Consigne 1:
Recopiez mot pour mot les lignes placées après le texte, depuis la première jusqu'à celle qui contient "calendar-week-row: 14Sunrise: 7:22", celle-ci comprise.

Extrait cité:
▼

Anne-Claire Mialot : « Personne ne démolit par plaisir »
Le 7 février 2024, alors que l’Agence nationale pour la rénovation urbaine (Anru) s’apprête à fêter ses 20 ans, une cinquantaine de collectifs d’habitants, d’architectes et d’urbanistes se sont rendus devant le siège de l’Agence, réunis sous la bannière « Stop démolition ANRU ». L’objectif de la manifestation était de réclamer « un moratoire immédiat » quant aux démolitions en cours ou à venir dans le cadre des opérations de renouvellement urbain. La directrice générale de l’Anru, Anne-Claire Mialot, avait alors reçu une délégation le jour même. Pour Urbanisme, elle revient sur cet évènement et répond aux revendications formulées par les collectifs lors de cette mobilisation.
Que répondez-vous aux collectifs qui reprochent à l’Anru de procéder à la démolition de bâtiments sains et en bon état plutôt que de les réhabiliter, sachant que certains ont même été distingués pour leurs qualités architecturales, voire patrimoniales ?

▲

Consigne 2:
D'après le passage sur la manifestation devant l'Anru, les affirmations suivantes sont-elles exactes ? Répondez par oui ou par non et citez à chaque fois les mots décisifs du passage.
(a) La manifestation s'est tenue devant le siège de l'Agence le 7 février 2024.
(b) Les collectifs demandaient que les démolitions soient accélérées.
(c) Anne-Claire Mialot a refusé de recevoir les manifestants.

Données fournies:

▼

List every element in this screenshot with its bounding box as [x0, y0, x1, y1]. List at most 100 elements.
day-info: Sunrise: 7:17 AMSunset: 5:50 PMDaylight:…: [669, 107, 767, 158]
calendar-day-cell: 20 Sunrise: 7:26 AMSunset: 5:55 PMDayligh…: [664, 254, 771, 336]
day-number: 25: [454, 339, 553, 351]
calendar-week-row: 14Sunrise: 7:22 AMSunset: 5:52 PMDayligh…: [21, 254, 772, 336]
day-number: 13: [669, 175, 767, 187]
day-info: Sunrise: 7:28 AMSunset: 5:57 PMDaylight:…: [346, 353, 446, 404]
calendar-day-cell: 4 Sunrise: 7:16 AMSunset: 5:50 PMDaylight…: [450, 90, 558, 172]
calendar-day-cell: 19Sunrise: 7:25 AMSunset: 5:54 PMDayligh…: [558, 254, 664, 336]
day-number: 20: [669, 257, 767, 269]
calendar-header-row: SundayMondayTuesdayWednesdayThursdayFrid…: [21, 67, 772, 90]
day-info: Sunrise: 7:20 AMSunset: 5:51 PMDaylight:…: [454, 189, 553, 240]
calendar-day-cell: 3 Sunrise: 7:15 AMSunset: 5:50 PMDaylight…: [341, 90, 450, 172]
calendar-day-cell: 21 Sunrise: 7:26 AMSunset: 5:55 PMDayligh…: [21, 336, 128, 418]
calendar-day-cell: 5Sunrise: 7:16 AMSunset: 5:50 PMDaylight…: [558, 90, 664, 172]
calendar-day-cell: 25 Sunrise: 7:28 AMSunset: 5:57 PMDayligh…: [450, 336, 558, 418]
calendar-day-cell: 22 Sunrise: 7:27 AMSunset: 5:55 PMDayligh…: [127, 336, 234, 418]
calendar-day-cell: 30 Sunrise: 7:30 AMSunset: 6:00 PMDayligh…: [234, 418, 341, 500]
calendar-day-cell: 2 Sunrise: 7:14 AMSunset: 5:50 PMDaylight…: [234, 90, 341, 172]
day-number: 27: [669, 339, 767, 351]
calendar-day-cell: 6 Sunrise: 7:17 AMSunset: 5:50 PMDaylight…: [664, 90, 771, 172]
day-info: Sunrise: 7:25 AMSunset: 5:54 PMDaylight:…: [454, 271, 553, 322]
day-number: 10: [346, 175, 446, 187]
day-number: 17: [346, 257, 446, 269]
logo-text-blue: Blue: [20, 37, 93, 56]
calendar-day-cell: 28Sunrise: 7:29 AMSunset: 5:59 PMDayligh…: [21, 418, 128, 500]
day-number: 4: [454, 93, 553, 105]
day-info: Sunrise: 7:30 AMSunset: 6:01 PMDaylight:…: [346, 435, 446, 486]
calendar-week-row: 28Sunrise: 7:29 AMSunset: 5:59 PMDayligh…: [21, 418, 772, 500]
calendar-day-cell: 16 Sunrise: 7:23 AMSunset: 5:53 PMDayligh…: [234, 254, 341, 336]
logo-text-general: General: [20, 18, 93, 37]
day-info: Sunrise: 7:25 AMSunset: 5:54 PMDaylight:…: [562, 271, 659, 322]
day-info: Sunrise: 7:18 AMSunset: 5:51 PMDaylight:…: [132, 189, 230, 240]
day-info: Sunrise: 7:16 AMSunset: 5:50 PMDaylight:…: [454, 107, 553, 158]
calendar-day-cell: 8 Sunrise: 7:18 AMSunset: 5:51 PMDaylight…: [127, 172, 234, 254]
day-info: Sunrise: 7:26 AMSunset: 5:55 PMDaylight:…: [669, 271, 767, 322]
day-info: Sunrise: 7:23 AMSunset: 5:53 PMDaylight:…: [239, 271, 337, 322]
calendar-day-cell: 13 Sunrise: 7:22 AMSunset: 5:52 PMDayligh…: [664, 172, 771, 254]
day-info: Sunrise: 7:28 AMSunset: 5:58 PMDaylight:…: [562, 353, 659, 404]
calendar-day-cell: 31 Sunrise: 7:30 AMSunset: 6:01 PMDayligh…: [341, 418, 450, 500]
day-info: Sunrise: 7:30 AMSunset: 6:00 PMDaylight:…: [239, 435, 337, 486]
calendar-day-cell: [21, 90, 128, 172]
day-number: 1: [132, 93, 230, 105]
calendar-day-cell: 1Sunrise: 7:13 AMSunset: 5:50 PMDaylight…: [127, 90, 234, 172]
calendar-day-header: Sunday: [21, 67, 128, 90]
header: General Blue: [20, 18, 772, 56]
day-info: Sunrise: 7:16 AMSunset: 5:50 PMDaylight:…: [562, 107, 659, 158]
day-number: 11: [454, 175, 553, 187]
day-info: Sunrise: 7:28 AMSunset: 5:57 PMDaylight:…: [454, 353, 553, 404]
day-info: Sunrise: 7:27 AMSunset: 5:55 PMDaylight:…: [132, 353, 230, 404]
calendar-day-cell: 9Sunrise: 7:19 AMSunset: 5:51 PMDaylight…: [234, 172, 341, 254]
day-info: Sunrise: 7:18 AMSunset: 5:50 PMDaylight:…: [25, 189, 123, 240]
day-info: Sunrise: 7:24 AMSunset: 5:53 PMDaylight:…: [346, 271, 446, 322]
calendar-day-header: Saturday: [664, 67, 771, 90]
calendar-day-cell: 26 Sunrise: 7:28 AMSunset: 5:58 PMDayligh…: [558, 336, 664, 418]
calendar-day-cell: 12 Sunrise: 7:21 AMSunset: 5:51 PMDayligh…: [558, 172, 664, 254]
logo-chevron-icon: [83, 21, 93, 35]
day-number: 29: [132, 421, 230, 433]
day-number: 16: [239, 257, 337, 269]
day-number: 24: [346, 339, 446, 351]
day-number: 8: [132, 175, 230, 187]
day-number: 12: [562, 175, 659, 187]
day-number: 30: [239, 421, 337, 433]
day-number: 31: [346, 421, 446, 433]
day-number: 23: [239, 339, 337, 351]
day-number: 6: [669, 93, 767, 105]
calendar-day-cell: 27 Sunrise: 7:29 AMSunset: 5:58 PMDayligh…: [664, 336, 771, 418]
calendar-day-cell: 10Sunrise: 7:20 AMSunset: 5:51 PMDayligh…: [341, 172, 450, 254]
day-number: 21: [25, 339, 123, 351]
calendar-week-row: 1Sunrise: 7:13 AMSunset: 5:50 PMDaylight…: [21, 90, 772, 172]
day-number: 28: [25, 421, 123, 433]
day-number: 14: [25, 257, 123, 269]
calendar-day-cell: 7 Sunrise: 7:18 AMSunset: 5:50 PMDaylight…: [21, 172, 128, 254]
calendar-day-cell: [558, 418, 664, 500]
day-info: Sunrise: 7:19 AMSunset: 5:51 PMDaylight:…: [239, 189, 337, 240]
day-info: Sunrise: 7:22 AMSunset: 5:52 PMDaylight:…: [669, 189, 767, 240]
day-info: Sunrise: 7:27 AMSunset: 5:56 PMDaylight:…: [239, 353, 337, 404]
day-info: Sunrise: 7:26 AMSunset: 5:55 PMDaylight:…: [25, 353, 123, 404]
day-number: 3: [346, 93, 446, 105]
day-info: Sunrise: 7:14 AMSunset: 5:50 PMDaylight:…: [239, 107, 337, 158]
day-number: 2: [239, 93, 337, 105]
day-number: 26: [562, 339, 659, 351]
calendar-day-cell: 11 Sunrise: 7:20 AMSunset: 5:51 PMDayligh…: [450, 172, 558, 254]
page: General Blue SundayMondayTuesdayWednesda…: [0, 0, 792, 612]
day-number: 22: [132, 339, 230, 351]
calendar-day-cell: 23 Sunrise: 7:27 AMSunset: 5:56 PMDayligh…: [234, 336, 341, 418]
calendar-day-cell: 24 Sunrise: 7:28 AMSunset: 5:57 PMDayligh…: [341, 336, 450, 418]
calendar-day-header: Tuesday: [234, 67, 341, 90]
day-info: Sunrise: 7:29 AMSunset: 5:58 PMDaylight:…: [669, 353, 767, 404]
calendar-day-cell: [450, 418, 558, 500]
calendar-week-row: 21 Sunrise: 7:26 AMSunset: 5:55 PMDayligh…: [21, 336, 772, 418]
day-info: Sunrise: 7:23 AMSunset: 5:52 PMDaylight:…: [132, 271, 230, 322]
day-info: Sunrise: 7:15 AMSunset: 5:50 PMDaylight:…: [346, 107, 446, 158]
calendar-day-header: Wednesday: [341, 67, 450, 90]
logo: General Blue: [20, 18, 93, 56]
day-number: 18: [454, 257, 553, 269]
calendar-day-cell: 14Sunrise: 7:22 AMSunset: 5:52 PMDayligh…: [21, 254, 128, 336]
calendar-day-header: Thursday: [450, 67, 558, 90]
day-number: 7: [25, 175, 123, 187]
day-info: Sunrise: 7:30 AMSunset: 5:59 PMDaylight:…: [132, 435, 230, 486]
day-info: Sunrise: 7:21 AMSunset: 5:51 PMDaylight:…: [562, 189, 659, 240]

▲

Réponse rédigée 1:
List every element in this screenshot with its bounding box as [x0, y0, x1, y1]. List at most 100 elements.
day-info: Sunrise: 7:17 AMSunset: 5:50 PMDaylight:…: [669, 107, 767, 158]
calendar-day-cell: 20 Sunrise: 7:26 AMSunset: 5:55 PMDayligh…: [664, 254, 771, 336]
day-number: 25: [454, 339, 553, 351]
calendar-week-row: 14Sunrise: 7:22 AMSunset: 5:52 PMDayligh…: [21, 254, 772, 336]

Réponse rédigée 2:
(a) Oui : « Le 7 février 2024 » et « se sont rendus devant le siège de l’Agence ».
(b) Non : « réclamer « un moratoire immédiat » quant aux démolitions en cours ou à venir ».
(c) Non : « avait alors reçu une délégation le jour même ».